_REQUIREMENT_
Look through the lines below and extract each one that contains "text".

[Collected data entries]
*-*-*

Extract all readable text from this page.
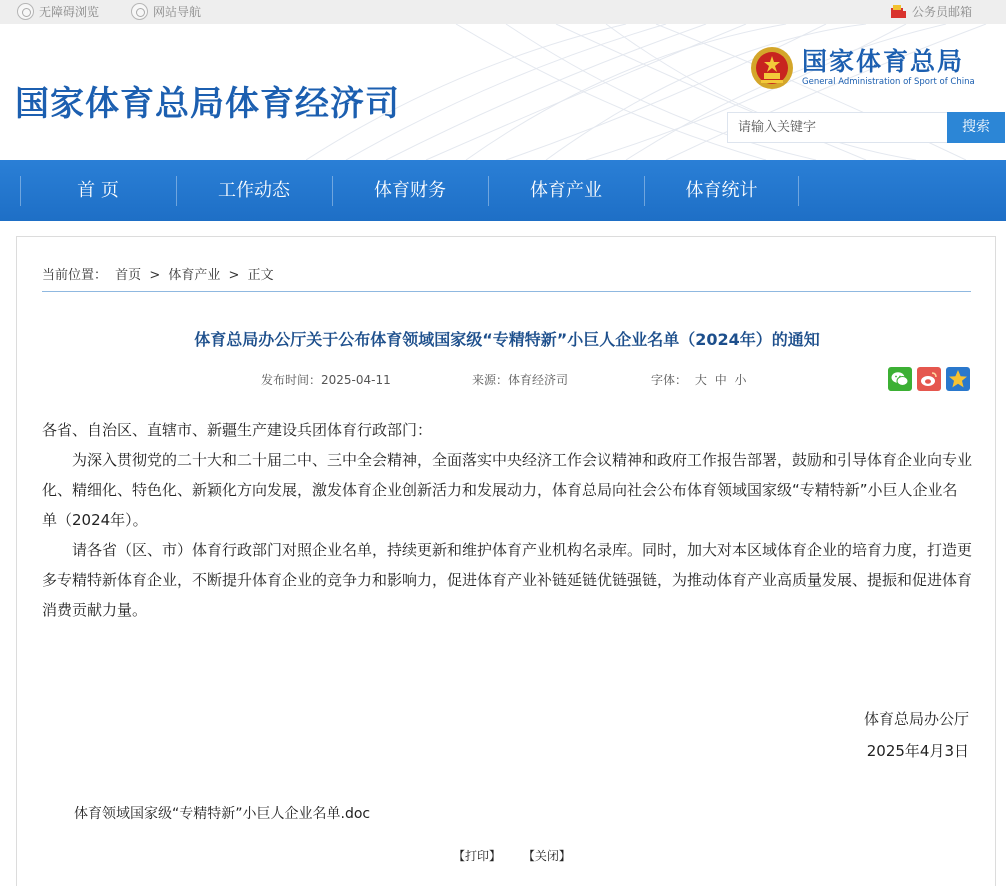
无障碍浏览	网站导航	公务员邮箱
国家体育总局体育经济司
国家体育总局
General Administration of Sport of China
请输入关键字	搜索
首 页	工作动态	体育财务	体育产业	体育统计
当前位置： 首页 > 体育产业 > 正文
体育总局办公厅关于公布体育领域国家级“专精特新”小巨人企业名单（2024年）的通知
发布时间：2025-04-11	来源：体育经济司	字体： 大 中 小

各省、自治区、直辖市、新疆生产建设兵团体育行政部门：

为深入贯彻党的二十大和二十届二中、三中全会精神，全面落实中央经济工作会议精神和政府工作报告部署，鼓励和引导体育企业向专业化、精细化、特色化、新颖化方向发展，激发体育企业创新活力和发展动力，体育总局向社会公布体育领域国家级“专精特新”小巨人企业名单（2024年）。

请各省（区、市）体育行政部门对照企业名单，持续更新和维护体育产业机构名录库。同时，加大对本区域体育企业的培育力度，打造更多专精特新体育企业，不断提升体育企业的竞争力和影响力，促进体育产业补链延链优链强链，为推动体育产业高质量发展、提振和促进体育消费贡献力量。

体育总局办公厅
2025年4月3日
体育领域国家级“专精特新”小巨人企业名单.doc
【打印】 【关闭】
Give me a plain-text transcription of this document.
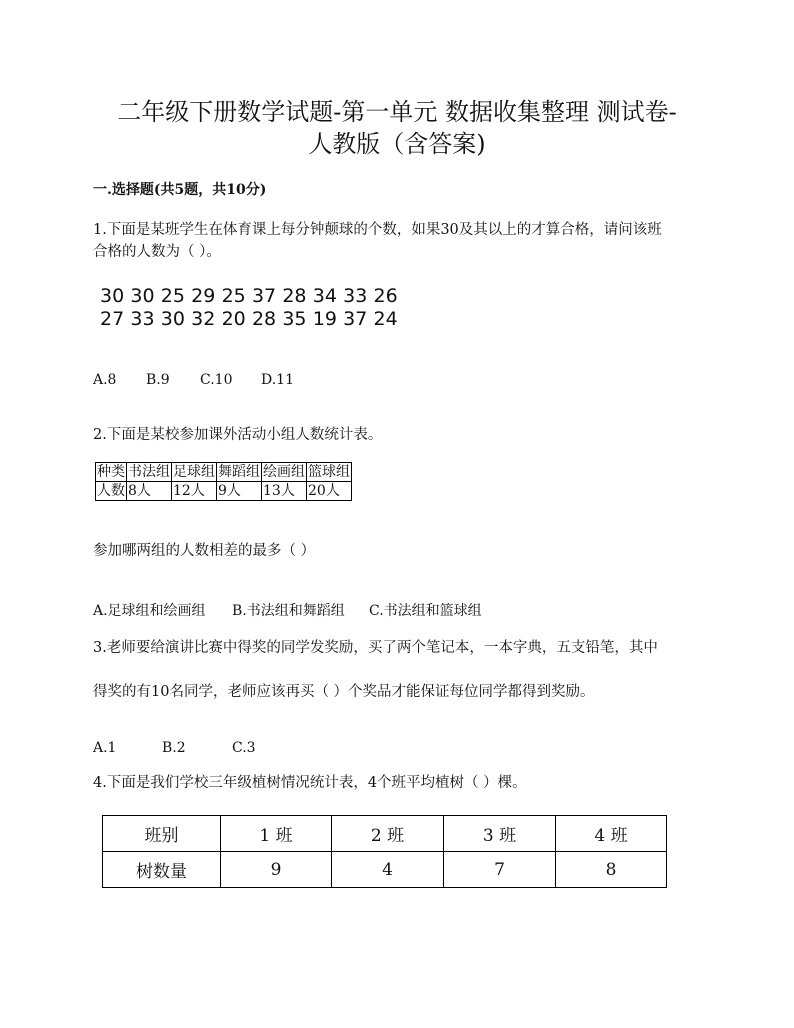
二年级下册数学试题-第一单元 数据收集整理 测试卷-
人教版（含答案)
一.选择题(共5题，共10分)
1.下面是某班学生在体育课上每分钟颠球的个数，如果30及其以上的才算合格，请问该班
合格的人数为（ ）。
30 30 25 29 25 37 28 34 33 26
27 33 30 32 20 28 35 19 37 24
A.8 B.9 C.10 D.11
2.下面是某校参加课外活动小组人数统计表。
种类	书法组	足球组	舞蹈组	绘画组	篮球组
人数	8人	12人	9人	13人	20人
参加哪两组的人数相差的最多（ ）
A.足球组和绘画组 B.书法组和舞蹈组 C.书法组和篮球组
3.老师要给演讲比赛中得奖的同学发奖励，买了两个笔记本，一本字典，五支铅笔，其中
得奖的有10名同学，老师应该再买（ ）个奖品才能保证每位同学都得到奖励。
A.1	B.2	C.3
4.下面是我们学校三年级植树情况统计表，4个班平均植树（ ）棵。
班别	1 班	2 班	3 班	4 班
树数量	9	4	7	8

*-*-*

_RESULT OF THIS TASK_
Extract all readable text from this page.
Give me a plain-text transcription of this document.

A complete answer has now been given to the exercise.